Reproduce all of the data below without alteration; exclude every picture.

■ Given records
+++++

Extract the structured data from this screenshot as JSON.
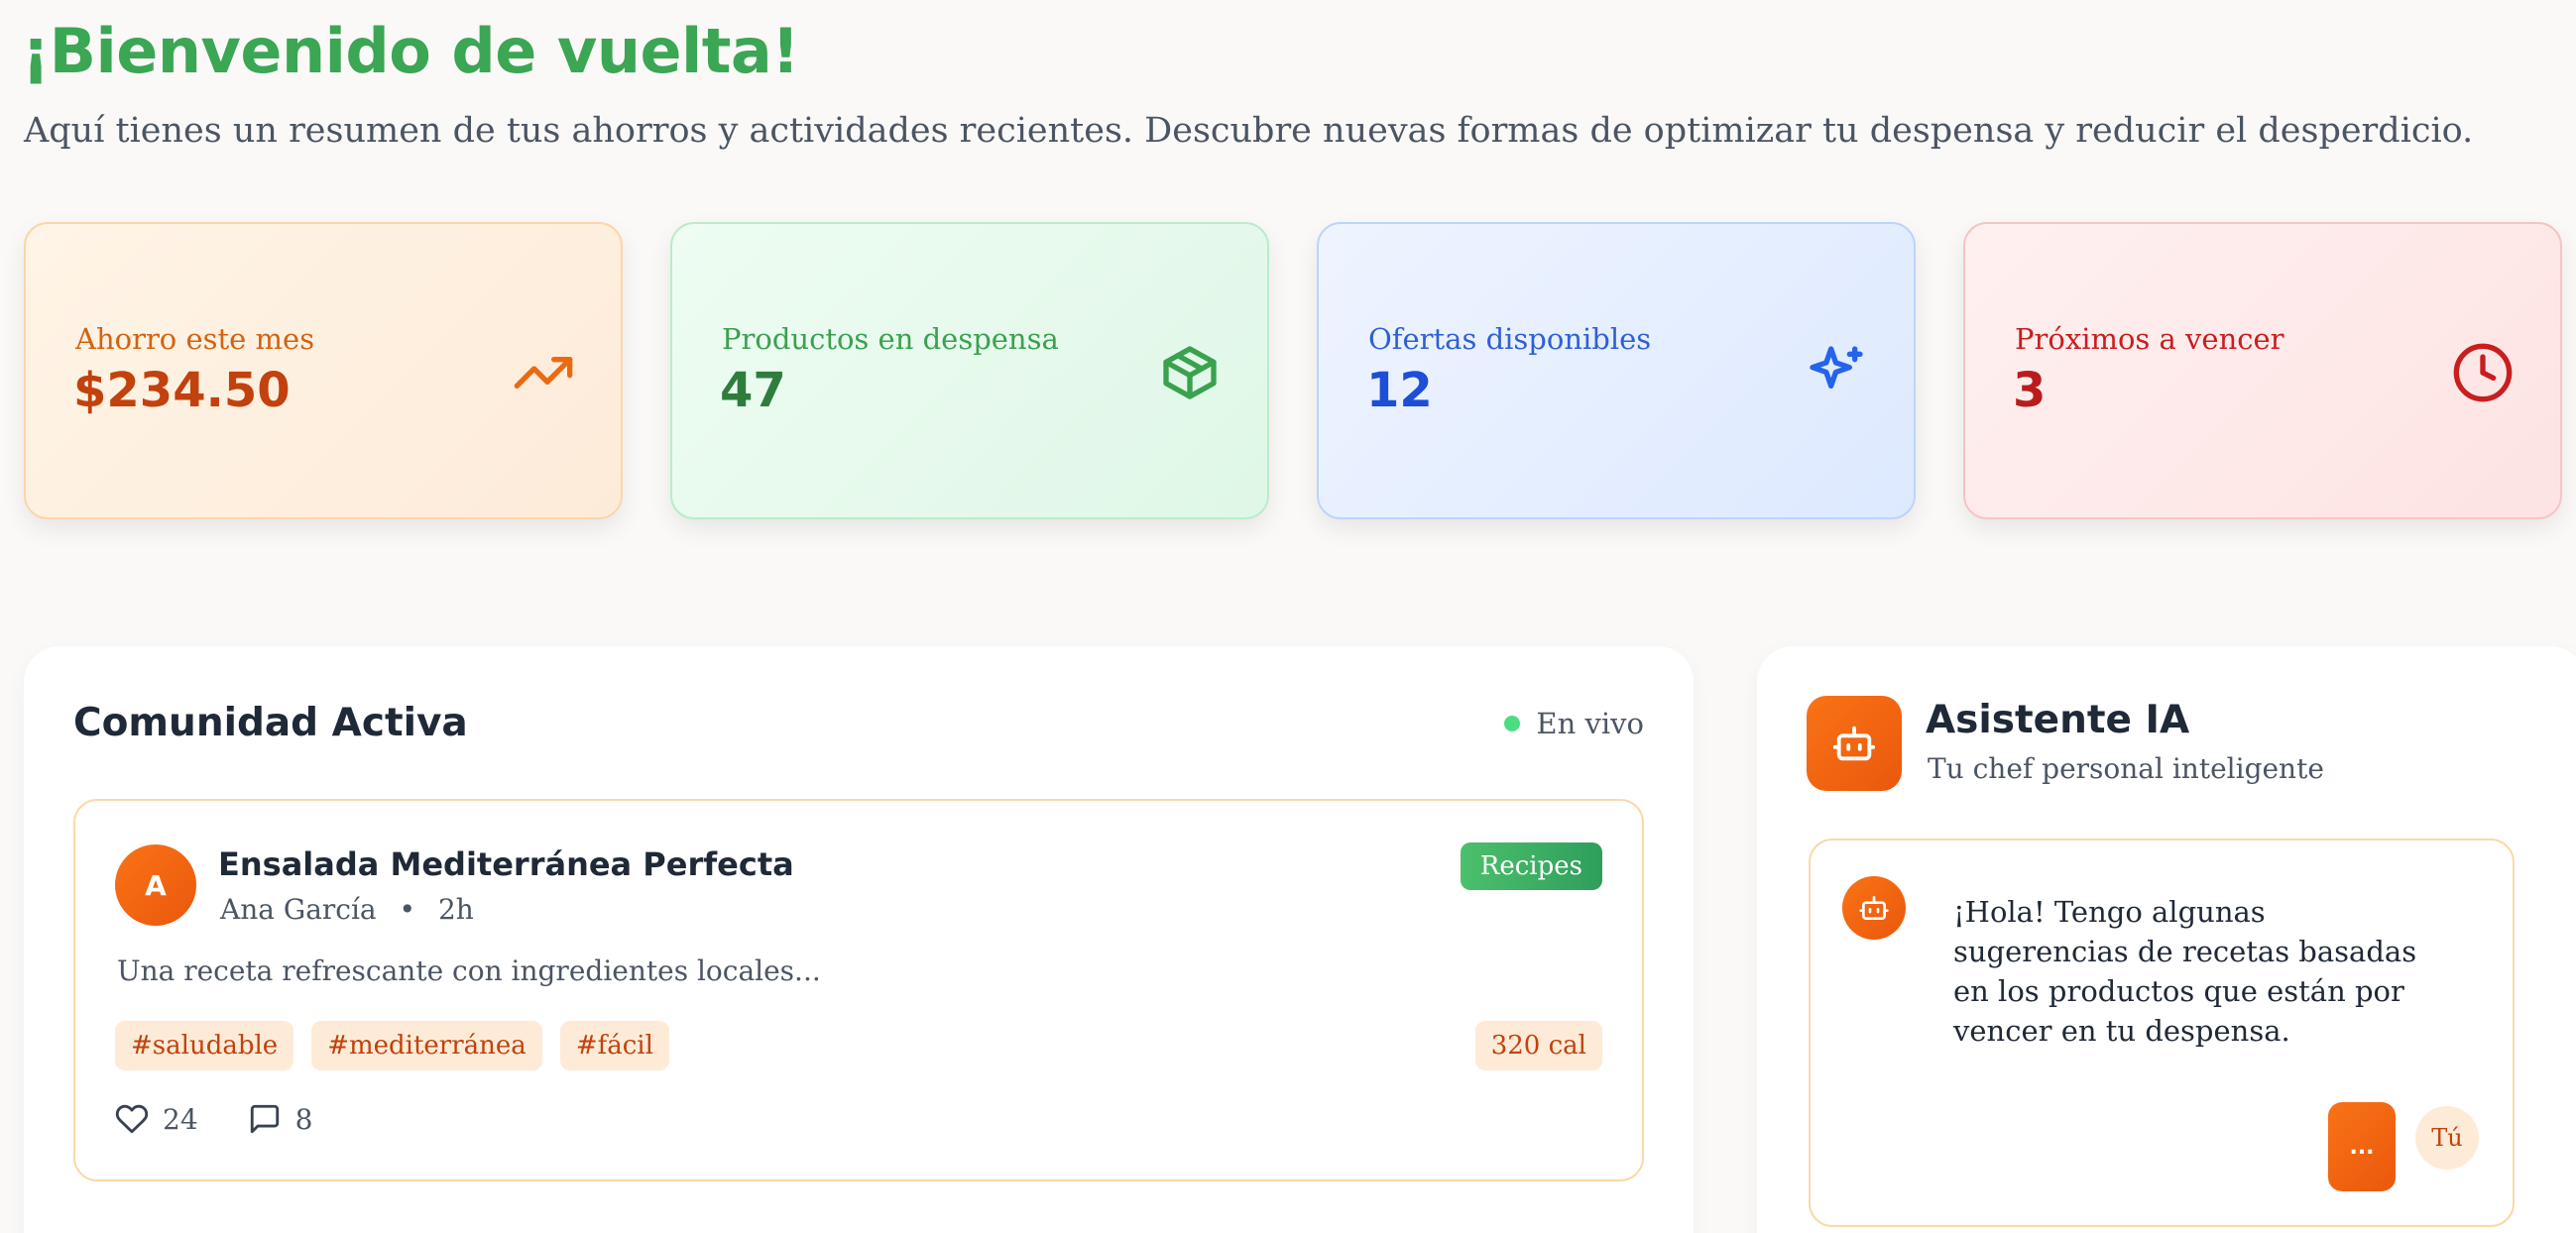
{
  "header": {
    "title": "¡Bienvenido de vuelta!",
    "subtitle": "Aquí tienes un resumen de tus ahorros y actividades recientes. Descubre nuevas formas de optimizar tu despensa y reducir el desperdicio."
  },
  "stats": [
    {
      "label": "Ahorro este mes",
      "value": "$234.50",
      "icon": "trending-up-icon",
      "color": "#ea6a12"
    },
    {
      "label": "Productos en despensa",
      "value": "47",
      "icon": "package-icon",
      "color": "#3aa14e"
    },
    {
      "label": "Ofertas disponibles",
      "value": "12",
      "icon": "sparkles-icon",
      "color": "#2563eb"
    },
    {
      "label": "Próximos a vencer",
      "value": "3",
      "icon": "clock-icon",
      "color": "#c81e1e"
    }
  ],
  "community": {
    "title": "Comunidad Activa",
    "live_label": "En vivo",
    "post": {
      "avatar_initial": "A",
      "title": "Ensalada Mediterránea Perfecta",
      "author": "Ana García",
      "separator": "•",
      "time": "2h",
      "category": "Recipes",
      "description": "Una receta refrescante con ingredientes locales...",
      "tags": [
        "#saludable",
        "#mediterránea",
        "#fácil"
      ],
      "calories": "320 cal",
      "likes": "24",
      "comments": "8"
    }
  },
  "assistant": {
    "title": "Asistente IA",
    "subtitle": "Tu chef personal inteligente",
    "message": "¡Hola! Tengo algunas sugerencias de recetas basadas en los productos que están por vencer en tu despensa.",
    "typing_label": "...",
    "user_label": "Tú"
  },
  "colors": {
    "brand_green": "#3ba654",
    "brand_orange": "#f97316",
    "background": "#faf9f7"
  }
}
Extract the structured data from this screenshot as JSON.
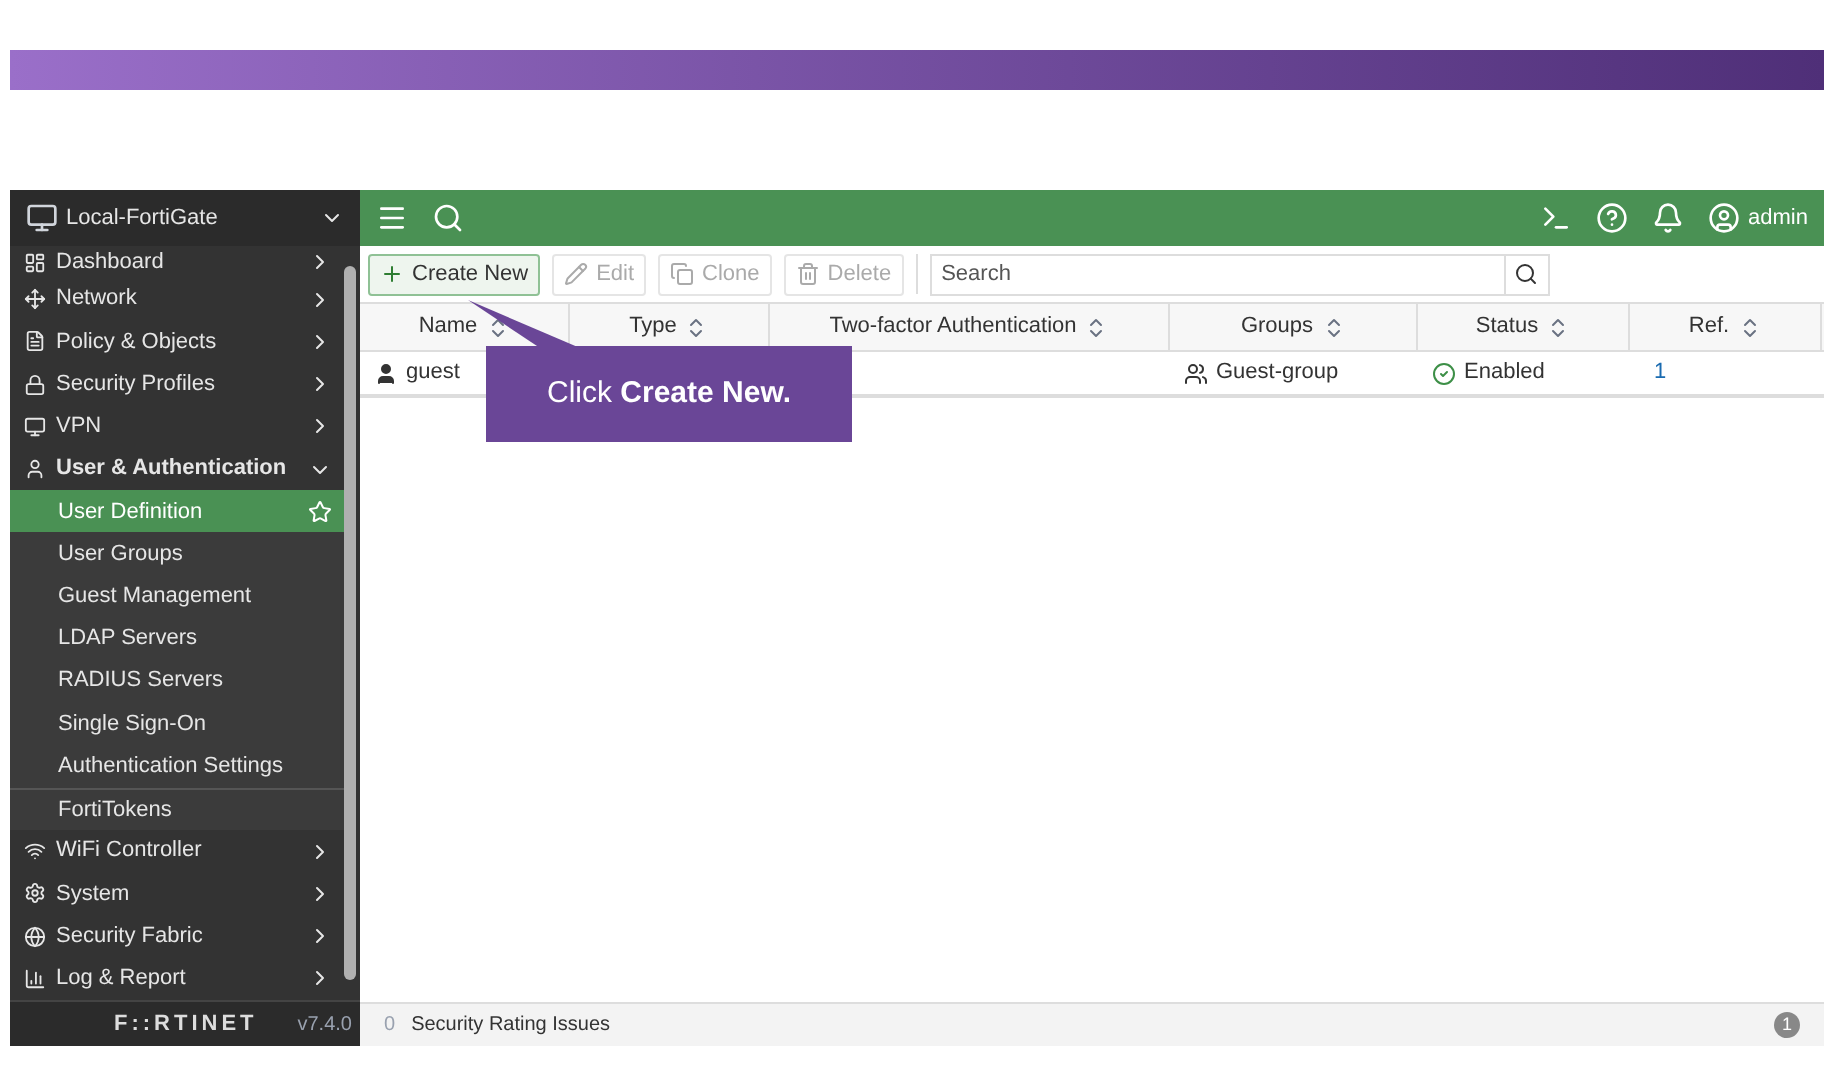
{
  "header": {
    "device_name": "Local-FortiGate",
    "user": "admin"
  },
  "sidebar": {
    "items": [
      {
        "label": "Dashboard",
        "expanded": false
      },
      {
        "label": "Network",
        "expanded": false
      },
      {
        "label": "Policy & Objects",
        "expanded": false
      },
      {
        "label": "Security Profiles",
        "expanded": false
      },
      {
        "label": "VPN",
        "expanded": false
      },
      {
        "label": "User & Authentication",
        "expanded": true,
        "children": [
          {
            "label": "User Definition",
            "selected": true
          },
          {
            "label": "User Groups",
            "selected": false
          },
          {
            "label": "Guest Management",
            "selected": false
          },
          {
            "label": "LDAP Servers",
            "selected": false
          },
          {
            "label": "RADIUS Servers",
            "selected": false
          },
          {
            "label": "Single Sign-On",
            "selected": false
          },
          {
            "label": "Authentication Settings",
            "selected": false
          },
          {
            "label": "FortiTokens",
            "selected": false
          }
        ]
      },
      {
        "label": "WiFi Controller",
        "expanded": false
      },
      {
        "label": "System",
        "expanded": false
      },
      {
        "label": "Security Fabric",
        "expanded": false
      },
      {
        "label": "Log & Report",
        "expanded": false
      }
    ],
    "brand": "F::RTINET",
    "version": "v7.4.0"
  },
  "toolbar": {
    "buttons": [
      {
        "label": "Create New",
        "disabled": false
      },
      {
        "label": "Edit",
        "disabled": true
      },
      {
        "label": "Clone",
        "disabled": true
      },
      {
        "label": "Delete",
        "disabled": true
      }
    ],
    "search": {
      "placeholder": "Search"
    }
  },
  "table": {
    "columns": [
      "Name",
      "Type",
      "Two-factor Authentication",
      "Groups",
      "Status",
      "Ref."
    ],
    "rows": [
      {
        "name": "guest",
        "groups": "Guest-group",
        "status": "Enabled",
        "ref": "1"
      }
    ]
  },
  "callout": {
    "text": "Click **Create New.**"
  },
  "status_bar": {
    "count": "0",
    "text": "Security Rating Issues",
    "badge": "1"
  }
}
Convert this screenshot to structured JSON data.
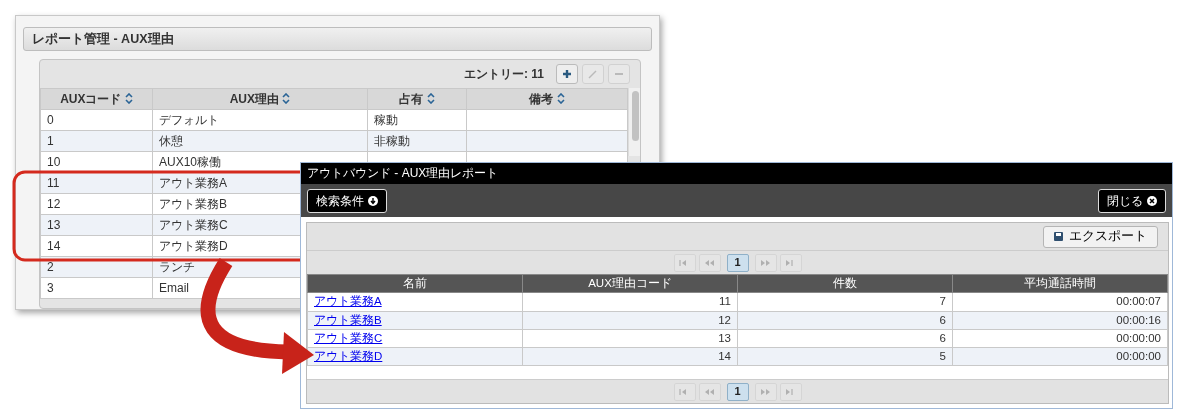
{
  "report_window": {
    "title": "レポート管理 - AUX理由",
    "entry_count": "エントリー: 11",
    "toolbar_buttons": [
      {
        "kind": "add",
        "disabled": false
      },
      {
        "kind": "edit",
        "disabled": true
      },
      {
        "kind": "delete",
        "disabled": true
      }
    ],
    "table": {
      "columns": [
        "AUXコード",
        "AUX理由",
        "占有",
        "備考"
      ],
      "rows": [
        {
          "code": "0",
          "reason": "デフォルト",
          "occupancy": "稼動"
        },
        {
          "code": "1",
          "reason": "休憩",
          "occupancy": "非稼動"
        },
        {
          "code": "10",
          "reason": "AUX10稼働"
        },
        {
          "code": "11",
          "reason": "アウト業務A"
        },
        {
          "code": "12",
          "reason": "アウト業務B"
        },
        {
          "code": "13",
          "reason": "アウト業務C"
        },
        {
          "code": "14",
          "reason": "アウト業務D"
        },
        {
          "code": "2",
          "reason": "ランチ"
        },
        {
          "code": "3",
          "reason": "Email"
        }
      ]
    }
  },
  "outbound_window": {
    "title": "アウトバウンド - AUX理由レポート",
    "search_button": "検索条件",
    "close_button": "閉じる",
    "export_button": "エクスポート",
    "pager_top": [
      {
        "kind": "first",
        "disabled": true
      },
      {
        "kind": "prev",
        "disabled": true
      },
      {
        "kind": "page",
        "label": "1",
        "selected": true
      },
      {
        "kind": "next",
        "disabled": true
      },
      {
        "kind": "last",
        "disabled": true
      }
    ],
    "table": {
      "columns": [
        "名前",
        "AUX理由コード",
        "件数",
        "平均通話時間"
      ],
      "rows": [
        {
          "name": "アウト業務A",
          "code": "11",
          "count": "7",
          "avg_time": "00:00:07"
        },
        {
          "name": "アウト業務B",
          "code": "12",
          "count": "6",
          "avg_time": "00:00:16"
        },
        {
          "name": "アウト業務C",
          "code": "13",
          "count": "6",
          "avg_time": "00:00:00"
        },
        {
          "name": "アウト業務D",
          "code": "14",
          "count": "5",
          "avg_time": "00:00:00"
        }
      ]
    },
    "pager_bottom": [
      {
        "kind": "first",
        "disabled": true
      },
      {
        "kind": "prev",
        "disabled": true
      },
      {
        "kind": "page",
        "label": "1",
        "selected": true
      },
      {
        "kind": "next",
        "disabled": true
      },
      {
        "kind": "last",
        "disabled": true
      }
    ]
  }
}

+++++

■ Worked answer
Extract the structured data from this screenshot as JSON.
{
  "header": {
    "title": "¡Bienvenido de vuelta!",
    "subtitle": "Aquí tienes un resumen de tus ahorros y actividades recientes. Descubre nuevas formas de optimizar tu despensa y reducir el desperdicio."
  },
  "stats": [
    {
      "label": "Ahorro este mes",
      "value": "$234.50",
      "icon": "trending-up-icon",
      "color": "#ea6a12"
    },
    {
      "label": "Productos en despensa",
      "value": "47",
      "icon": "package-icon",
      "color": "#3aa14e"
    },
    {
      "label": "Ofertas disponibles",
      "value": "12",
      "icon": "sparkles-icon",
      "color": "#2563eb"
    },
    {
      "label": "Próximos a vencer",
      "value": "3",
      "icon": "clock-icon",
      "color": "#c81e1e"
    }
  ],
  "community": {
    "title": "Comunidad Activa",
    "live_label": "En vivo",
    "post": {
      "avatar_initial": "A",
      "title": "Ensalada Mediterránea Perfecta",
      "author": "Ana García",
      "separator": "•",
      "time": "2h",
      "category": "Recipes",
      "description": "Una receta refrescante con ingredientes locales...",
      "tags": [
        "#saludable",
        "#mediterránea",
        "#fácil"
      ],
      "calories": "320 cal",
      "likes": "24",
      "comments": "8"
    }
  },
  "assistant": {
    "title": "Asistente IA",
    "subtitle": "Tu chef personal inteligente",
    "message": "¡Hola! Tengo algunas sugerencias de recetas basadas en los productos que están por vencer en tu despensa.",
    "typing_label": "...",
    "user_label": "Tú"
  },
  "colors": {
    "brand_green": "#3ba654",
    "brand_orange": "#f97316",
    "background": "#faf9f7"
  }
}
Extract the structured data from this screenshot as JSON.
{
  "header": {
    "device_name": "Local-FortiGate",
    "user": "admin"
  },
  "sidebar": {
    "items": [
      {
        "label": "Dashboard",
        "expanded": false
      },
      {
        "label": "Network",
        "expanded": false
      },
      {
        "label": "Policy & Objects",
        "expanded": false
      },
      {
        "label": "Security Profiles",
        "expanded": false
      },
      {
        "label": "VPN",
        "expanded": false
      },
      {
        "label": "User & Authentication",
        "expanded": true,
        "children": [
          {
            "label": "User Definition",
            "selected": true
          },
          {
            "label": "User Groups",
            "selected": false
          },
          {
            "label": "Guest Management",
            "selected": false
          },
          {
            "label": "LDAP Servers",
            "selected": false
          },
          {
            "label": "RADIUS Servers",
            "selected": false
          },
          {
            "label": "Single Sign-On",
            "selected": false
          },
          {
            "label": "Authentication Settings",
            "selected": false
          },
          {
            "label": "FortiTokens",
            "selected": false
          }
        ]
      },
      {
        "label": "WiFi Controller",
        "expanded": false
      },
      {
        "label": "System",
        "expanded": false
      },
      {
        "label": "Security Fabric",
        "expanded": false
      },
      {
        "label": "Log & Report",
        "expanded": false
      }
    ],
    "brand": "F::RTINET",
    "version": "v7.4.0"
  },
  "toolbar": {
    "buttons": [
      {
        "label": "Create New",
        "disabled": false
      },
      {
        "label": "Edit",
        "disabled": true
      },
      {
        "label": "Clone",
        "disabled": true
      },
      {
        "label": "Delete",
        "disabled": true
      }
    ],
    "search": {
      "placeholder": "Search"
    }
  },
  "table": {
    "columns": [
      "Name",
      "Type",
      "Two-factor Authentication",
      "Groups",
      "Status",
      "Ref."
    ],
    "rows": [
      {
        "name": "guest",
        "groups": "Guest-group",
        "status": "Enabled",
        "ref": "1"
      }
    ]
  },
  "callout": {
    "text": "Click **Create New.**"
  },
  "status_bar": {
    "count": "0",
    "text": "Security Rating Issues",
    "badge": "1"
  }
}
Convert this screenshot to structured JSON data.
{
  "report_window": {
    "title": "レポート管理 - AUX理由",
    "entry_count": "エントリー: 11",
    "toolbar_buttons": [
      {
        "kind": "add",
        "disabled": false
      },
      {
        "kind": "edit",
        "disabled": true
      },
      {
        "kind": "delete",
        "disabled": true
      }
    ],
    "table": {
      "columns": [
        "AUXコード",
        "AUX理由",
        "占有",
        "備考"
      ],
      "rows": [
        {
          "code": "0",
          "reason": "デフォルト",
          "occupancy": "稼動"
        },
        {
          "code": "1",
          "reason": "休憩",
          "occupancy": "非稼動"
        },
        {
          "code": "10",
          "reason": "AUX10稼働"
        },
        {
          "code": "11",
          "reason": "アウト業務A"
        },
        {
          "code": "12",
          "reason": "アウト業務B"
        },
        {
          "code": "13",
          "reason": "アウト業務C"
        },
        {
          "code": "14",
          "reason": "アウト業務D"
        },
        {
          "code": "2",
          "reason": "ランチ"
        },
        {
          "code": "3",
          "reason": "Email"
        }
      ]
    }
  },
  "outbound_window": {
    "title": "アウトバウンド - AUX理由レポート",
    "search_button": "検索条件",
    "close_button": "閉じる",
    "export_button": "エクスポート",
    "pager_top": [
      {
        "kind": "first",
        "disabled": true
      },
      {
        "kind": "prev",
        "disabled": true
      },
      {
        "kind": "page",
        "label": "1",
        "selected": true
      },
      {
        "kind": "next",
        "disabled": true
      },
      {
        "kind": "last",
        "disabled": true
      }
    ],
    "table": {
      "columns": [
        "名前",
        "AUX理由コード",
        "件数",
        "平均通話時間"
      ],
      "rows": [
        {
          "name": "アウト業務A",
          "code": "11",
          "count": "7",
          "avg_time": "00:00:07"
        },
        {
          "name": "アウト業務B",
          "code": "12",
          "count": "6",
          "avg_time": "00:00:16"
        },
        {
          "name": "アウト業務C",
          "code": "13",
          "count": "6",
          "avg_time": "00:00:00"
        },
        {
          "name": "アウト業務D",
          "code": "14",
          "count": "5",
          "avg_time": "00:00:00"
        }
      ]
    },
    "pager_bottom": [
      {
        "kind": "first",
        "disabled": true
      },
      {
        "kind": "prev",
        "disabled": true
      },
      {
        "kind": "page",
        "label": "1",
        "selected": true
      },
      {
        "kind": "next",
        "disabled": true
      },
      {
        "kind": "last",
        "disabled": true
      }
    ]
  }
}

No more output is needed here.